--- START ---

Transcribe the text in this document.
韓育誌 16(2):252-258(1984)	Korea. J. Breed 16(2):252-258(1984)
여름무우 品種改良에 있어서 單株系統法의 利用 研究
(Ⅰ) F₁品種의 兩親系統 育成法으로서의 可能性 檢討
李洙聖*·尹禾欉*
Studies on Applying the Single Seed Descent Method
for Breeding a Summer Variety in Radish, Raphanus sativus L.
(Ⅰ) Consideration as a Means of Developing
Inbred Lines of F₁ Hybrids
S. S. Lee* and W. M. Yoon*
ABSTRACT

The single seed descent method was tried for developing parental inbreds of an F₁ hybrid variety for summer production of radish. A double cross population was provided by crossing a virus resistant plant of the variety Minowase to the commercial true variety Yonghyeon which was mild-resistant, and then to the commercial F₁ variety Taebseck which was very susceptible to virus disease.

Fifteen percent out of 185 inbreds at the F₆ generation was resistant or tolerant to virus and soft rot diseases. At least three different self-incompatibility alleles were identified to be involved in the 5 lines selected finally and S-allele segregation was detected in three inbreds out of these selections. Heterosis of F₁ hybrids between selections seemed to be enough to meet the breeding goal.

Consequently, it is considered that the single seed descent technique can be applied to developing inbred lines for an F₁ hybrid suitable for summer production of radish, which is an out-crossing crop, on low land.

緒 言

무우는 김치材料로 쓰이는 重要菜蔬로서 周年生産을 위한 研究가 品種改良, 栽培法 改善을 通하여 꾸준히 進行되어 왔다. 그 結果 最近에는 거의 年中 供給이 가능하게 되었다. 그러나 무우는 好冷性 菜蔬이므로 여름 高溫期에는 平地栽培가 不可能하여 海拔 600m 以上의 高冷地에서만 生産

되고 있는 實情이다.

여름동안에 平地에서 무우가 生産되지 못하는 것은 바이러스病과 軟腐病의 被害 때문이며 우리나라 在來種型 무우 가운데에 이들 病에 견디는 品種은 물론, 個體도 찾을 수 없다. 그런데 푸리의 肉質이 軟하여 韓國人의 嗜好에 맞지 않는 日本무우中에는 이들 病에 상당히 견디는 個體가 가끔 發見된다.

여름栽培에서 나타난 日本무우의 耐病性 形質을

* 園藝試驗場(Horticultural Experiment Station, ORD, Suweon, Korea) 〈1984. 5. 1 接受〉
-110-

--- END ---

**Task item:** Write out all the material exactly.

**Your solution:**
Transcribe the text in this document.
韓育誌 16(2):252-258(1984)	Korea. J. Breed 16(2):252-258(1984)
여름무우 品種改良에 있어서 單株系統法의 利用 研究
(Ⅰ) F₁品種의 兩親系統 育成法으로서의 可能性 檢討
李洙聖*·尹禾欉*
Studies on Applying the Single Seed Descent Method
for Breeding a Summer Variety in Radish, Raphanus sativus L.
(Ⅰ) Consideration as a Means of Developing
Inbred Lines of F₁ Hybrids
S. S. Lee* and W. M. Yoon*
ABSTRACT

The single seed descent method was tried for developing parental inbreds of an F₁ hybrid variety for summer production of radish. A double cross population was provided by crossing a virus resistant plant of the variety Minowase to the commercial true variety Yonghyeon which was mild-resistant, and then to the commercial F₁ variety Taebseck which was very susceptible to virus disease.

Fifteen percent out of 185 inbreds at the F₆ generation was resistant or tolerant to virus and soft rot diseases. At least three different self-incompatibility alleles were identified to be involved in the 5 lines selected finally and S-allele segregation was detected in three inbreds out of these selections. Heterosis of F₁ hybrids between selections seemed to be enough to meet the breeding goal.

Consequently, it is considered that the single seed descent technique can be applied to developing inbred lines for an F₁ hybrid suitable for summer production of radish, which is an out-crossing crop, on low land.

緒 言

무우는 김치材料로 쓰이는 重要菜蔬로서 周年生産을 위한 研究가 品種改良, 栽培法 改善을 通하여 꾸준히 進行되어 왔다. 그 結果 最近에는 거의 年中 供給이 가능하게 되었다. 그러나 무우는 好冷性 菜蔬이므로 여름 高溫期에는 平地栽培가 不可能하여 海拔 600m 以上의 高冷地에서만 生産

되고 있는 實情이다.

여름동안에 平地에서 무우가 生産되지 못하는 것은 바이러스病과 軟腐病의 被害 때문이며 우리나라 在來種型 무우 가운데에 이들 病에 견디는 品種은 물론, 個體도 찾을 수 없다. 그런데 푸리의 肉質이 軟하여 韓國人의 嗜好에 맞지 않는 日本무우中에는 이들 病에 상당히 견디는 個體가 가끔 發見된다.

여름栽培에서 나타난 日本무우의 耐病性 形質을

* 園藝試驗場(Horticultural Experiment Station, ORD, Suweon, Korea) 〈1984. 5. 1 接受〉
-110-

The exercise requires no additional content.